── GIVEN DATA ──
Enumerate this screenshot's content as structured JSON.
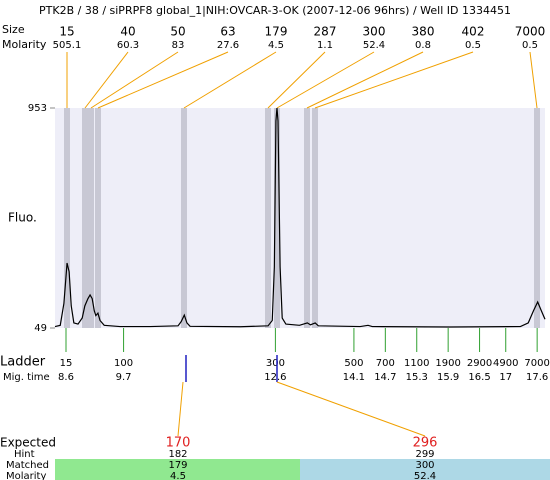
{
  "chart_data": {
    "type": "line",
    "title": "PTK2B / 38 / siPRPF8 global_1|NIH:OVCAR-3-OK (2007-12-06 96hrs) / Well ID 1334451",
    "y_label": "Fluo.",
    "ylim": [
      49,
      953
    ],
    "yticks": [
      49,
      953
    ],
    "xlim": [
      8.39,
      17.75
    ],
    "color": "#000000",
    "x": [
      8.39,
      8.49,
      8.56,
      8.6,
      8.62,
      8.66,
      8.7,
      8.75,
      8.83,
      8.91,
      8.96,
      9.02,
      9.06,
      9.1,
      9.14,
      9.17,
      9.21,
      9.25,
      9.33,
      9.63,
      10.21,
      10.74,
      10.8,
      10.86,
      10.91,
      10.97,
      11.93,
      12.46,
      12.54,
      12.58,
      12.61,
      12.63,
      12.65,
      12.69,
      12.73,
      12.8,
      13.06,
      13.21,
      13.27,
      13.36,
      13.42,
      14.22,
      14.37,
      14.45,
      15.94,
      17.28,
      17.43,
      17.53,
      17.61,
      17.68,
      17.75
    ],
    "values": [
      55,
      60,
      150,
      260,
      316,
      280,
      140,
      70,
      65,
      90,
      140,
      170,
      185,
      170,
      120,
      100,
      110,
      80,
      60,
      55,
      55,
      58,
      75,
      102,
      70,
      56,
      54,
      58,
      80,
      300,
      900,
      953,
      900,
      300,
      90,
      65,
      60,
      70,
      62,
      70,
      58,
      55,
      60,
      55,
      53,
      55,
      70,
      120,
      156,
      120,
      85
    ]
  },
  "peaks": {
    "size_label": "Size",
    "molarity_label": "Molarity",
    "sizes": [
      15,
      40,
      50,
      63,
      179,
      287,
      300,
      380,
      402,
      7000
    ],
    "molarities": [
      505.1,
      60.3,
      83,
      27.6,
      4.5,
      1.1,
      52.4,
      0.8,
      0.5,
      0.5
    ]
  },
  "ladder": {
    "label": "Ladder",
    "time_label": "Mig. time",
    "sizes": [
      15,
      100,
      300,
      500,
      700,
      1100,
      1900,
      2900,
      4900,
      7000
    ],
    "times": [
      8.6,
      9.7,
      12.6,
      14.1,
      14.7,
      15.3,
      15.9,
      16.5,
      17,
      17.6
    ]
  },
  "expected": {
    "expected_label": "Expected",
    "hint_label": "Hint",
    "matched_label": "Matched",
    "molarity_label": "Molarity",
    "columns": [
      {
        "expected": 170,
        "hint": 182,
        "matched": 179,
        "molarity": 4.5
      },
      {
        "expected": 296,
        "hint": 299,
        "matched": 300,
        "molarity": 52.4
      }
    ]
  }
}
───
_THE TASK_
Your task is to repeat the material above exactly, without its pictures.

_EXERCISE RESPONSE_
Enumerate this screenshot's content as structured JSON.
{
  "chart_data": {
    "type": "line",
    "title": "PTK2B / 38 / siPRPF8 global_1|NIH:OVCAR-3-OK (2007-12-06 96hrs) / Well ID 1334451",
    "y_label": "Fluo.",
    "ylim": [
      49,
      953
    ],
    "yticks": [
      49,
      953
    ],
    "xlim": [
      8.39,
      17.75
    ],
    "color": "#000000",
    "x": [
      8.39,
      8.49,
      8.56,
      8.6,
      8.62,
      8.66,
      8.7,
      8.75,
      8.83,
      8.91,
      8.96,
      9.02,
      9.06,
      9.1,
      9.14,
      9.17,
      9.21,
      9.25,
      9.33,
      9.63,
      10.21,
      10.74,
      10.8,
      10.86,
      10.91,
      10.97,
      11.93,
      12.46,
      12.54,
      12.58,
      12.61,
      12.63,
      12.65,
      12.69,
      12.73,
      12.8,
      13.06,
      13.21,
      13.27,
      13.36,
      13.42,
      14.22,
      14.37,
      14.45,
      15.94,
      17.28,
      17.43,
      17.53,
      17.61,
      17.68,
      17.75
    ],
    "values": [
      55,
      60,
      150,
      260,
      316,
      280,
      140,
      70,
      65,
      90,
      140,
      170,
      185,
      170,
      120,
      100,
      110,
      80,
      60,
      55,
      55,
      58,
      75,
      102,
      70,
      56,
      54,
      58,
      80,
      300,
      900,
      953,
      900,
      300,
      90,
      65,
      60,
      70,
      62,
      70,
      58,
      55,
      60,
      55,
      53,
      55,
      70,
      120,
      156,
      120,
      85
    ]
  },
  "peaks": {
    "size_label": "Size",
    "molarity_label": "Molarity",
    "sizes": [
      15,
      40,
      50,
      63,
      179,
      287,
      300,
      380,
      402,
      7000
    ],
    "molarities": [
      505.1,
      60.3,
      83,
      27.6,
      4.5,
      1.1,
      52.4,
      0.8,
      0.5,
      0.5
    ]
  },
  "ladder": {
    "label": "Ladder",
    "time_label": "Mig. time",
    "sizes": [
      15,
      100,
      300,
      500,
      700,
      1100,
      1900,
      2900,
      4900,
      7000
    ],
    "times": [
      8.6,
      9.7,
      12.6,
      14.1,
      14.7,
      15.3,
      15.9,
      16.5,
      17,
      17.6
    ]
  },
  "expected": {
    "expected_label": "Expected",
    "hint_label": "Hint",
    "matched_label": "Matched",
    "molarity_label": "Molarity",
    "columns": [
      {
        "expected": 170,
        "hint": 182,
        "matched": 179,
        "molarity": 4.5
      },
      {
        "expected": 296,
        "hint": 299,
        "matched": 300,
        "molarity": 52.4
      }
    ]
  }
}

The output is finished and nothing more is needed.